## The task:
Review the lines that follow and copy each one that contains the word "Developer".

(Dataset items)

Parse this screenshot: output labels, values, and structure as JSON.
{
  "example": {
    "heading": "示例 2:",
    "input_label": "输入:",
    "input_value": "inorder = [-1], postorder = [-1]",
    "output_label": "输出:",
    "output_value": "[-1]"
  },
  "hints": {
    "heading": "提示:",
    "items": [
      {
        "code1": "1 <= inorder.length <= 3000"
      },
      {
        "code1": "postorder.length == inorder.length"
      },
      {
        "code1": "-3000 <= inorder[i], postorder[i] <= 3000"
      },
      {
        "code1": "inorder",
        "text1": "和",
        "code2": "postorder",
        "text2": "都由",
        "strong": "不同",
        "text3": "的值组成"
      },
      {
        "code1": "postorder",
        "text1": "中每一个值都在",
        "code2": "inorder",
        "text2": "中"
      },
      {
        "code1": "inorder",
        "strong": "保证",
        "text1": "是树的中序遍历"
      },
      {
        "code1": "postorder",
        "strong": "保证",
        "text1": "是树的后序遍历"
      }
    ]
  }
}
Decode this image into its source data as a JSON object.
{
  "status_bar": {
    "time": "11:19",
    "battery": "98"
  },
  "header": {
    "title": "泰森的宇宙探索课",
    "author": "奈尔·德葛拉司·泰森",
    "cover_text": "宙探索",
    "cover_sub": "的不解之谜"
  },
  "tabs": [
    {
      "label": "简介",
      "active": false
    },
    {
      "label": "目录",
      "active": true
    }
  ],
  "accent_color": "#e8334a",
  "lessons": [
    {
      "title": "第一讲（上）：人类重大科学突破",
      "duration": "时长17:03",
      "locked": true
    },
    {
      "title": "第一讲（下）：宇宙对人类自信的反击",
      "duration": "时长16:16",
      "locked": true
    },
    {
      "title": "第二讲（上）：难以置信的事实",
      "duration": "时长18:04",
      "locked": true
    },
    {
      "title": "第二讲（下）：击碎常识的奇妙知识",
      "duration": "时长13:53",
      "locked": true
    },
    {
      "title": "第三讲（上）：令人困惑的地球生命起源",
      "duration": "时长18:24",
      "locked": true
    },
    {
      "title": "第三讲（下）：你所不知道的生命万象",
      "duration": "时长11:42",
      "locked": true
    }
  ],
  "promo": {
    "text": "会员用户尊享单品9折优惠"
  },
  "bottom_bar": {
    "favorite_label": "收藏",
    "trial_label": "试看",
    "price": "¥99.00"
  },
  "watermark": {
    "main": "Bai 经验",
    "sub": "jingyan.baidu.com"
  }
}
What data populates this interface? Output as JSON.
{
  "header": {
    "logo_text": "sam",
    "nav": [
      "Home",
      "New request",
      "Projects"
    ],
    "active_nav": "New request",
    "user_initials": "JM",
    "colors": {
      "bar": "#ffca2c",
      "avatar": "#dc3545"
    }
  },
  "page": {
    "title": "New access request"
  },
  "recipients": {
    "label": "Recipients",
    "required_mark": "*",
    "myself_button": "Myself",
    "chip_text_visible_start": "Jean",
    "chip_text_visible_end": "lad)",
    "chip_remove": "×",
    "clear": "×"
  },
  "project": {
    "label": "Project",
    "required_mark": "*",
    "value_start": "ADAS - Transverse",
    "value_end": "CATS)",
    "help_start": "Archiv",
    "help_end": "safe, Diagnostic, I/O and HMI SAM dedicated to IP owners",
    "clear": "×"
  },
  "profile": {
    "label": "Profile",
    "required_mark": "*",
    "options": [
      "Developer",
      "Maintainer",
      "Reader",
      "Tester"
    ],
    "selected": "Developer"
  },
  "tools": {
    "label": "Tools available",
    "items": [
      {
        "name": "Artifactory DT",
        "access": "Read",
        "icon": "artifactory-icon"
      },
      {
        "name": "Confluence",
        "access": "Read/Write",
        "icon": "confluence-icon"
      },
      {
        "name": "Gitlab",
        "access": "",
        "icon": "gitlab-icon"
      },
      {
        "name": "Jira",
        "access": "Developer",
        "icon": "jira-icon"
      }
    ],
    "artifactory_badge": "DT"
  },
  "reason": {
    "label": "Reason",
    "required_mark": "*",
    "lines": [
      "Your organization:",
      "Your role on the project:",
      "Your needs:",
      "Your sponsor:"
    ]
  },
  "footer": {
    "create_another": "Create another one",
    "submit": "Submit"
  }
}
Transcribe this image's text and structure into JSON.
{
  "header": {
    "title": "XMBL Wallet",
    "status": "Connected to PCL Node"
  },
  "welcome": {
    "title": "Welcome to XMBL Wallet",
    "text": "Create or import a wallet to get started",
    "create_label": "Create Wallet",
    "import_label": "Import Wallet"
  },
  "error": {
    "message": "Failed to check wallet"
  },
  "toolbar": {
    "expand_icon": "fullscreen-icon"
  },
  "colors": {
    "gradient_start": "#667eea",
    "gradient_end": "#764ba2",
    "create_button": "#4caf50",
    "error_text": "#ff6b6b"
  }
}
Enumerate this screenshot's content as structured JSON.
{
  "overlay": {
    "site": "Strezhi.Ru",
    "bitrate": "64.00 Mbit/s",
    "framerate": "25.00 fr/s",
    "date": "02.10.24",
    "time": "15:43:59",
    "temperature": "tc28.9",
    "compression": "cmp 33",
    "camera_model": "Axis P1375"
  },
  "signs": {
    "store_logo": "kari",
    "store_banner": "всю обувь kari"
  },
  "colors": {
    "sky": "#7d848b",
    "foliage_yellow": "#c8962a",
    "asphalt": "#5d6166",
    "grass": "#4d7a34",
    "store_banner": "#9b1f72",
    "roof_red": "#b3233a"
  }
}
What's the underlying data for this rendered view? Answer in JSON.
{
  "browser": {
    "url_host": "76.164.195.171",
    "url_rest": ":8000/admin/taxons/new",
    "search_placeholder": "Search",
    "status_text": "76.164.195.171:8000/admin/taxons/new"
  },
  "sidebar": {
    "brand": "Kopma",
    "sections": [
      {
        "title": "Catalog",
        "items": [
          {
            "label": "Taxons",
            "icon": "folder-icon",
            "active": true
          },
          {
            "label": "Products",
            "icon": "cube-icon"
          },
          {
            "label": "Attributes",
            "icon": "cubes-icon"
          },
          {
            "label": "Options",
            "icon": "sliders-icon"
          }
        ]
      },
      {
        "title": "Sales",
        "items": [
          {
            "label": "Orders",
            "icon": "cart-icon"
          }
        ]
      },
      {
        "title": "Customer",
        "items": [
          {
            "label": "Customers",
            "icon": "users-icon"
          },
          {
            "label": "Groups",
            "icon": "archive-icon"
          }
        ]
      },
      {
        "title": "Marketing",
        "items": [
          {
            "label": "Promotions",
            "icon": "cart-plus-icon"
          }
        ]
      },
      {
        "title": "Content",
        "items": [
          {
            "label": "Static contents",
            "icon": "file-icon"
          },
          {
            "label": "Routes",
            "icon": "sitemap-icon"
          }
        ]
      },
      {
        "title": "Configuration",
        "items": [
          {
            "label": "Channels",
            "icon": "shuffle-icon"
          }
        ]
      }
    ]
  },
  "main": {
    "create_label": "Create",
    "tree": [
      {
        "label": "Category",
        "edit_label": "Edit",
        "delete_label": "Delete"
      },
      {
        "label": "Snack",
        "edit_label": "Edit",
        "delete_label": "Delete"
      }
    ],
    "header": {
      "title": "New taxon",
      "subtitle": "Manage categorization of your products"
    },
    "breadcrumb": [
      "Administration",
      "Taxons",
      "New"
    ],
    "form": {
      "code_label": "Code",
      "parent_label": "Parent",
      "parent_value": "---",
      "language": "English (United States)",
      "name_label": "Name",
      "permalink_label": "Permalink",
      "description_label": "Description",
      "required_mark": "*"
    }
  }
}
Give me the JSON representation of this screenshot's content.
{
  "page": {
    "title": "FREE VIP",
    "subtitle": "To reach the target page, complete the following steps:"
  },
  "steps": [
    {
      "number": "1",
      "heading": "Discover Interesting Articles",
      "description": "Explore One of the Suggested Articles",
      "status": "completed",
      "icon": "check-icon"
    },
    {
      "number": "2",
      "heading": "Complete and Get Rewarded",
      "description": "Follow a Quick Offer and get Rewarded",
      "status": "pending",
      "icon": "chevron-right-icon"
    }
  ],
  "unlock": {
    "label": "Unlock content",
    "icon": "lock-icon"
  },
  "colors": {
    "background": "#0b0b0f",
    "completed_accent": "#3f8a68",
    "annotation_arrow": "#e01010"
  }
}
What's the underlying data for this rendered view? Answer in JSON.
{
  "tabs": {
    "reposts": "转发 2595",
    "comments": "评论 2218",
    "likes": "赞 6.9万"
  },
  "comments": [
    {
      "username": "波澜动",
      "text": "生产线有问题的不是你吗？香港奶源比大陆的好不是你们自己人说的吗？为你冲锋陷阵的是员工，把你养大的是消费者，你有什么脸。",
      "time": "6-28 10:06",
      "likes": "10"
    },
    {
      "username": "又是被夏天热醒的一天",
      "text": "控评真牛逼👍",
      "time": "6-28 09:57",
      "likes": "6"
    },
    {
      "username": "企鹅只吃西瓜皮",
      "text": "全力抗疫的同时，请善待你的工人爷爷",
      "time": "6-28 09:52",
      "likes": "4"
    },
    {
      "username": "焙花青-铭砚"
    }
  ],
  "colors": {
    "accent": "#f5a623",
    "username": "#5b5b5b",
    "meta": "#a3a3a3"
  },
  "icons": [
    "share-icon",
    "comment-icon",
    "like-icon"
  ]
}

## Expected answer:
      "Developer",
    "selected": "Developer"
        "access": "Developer",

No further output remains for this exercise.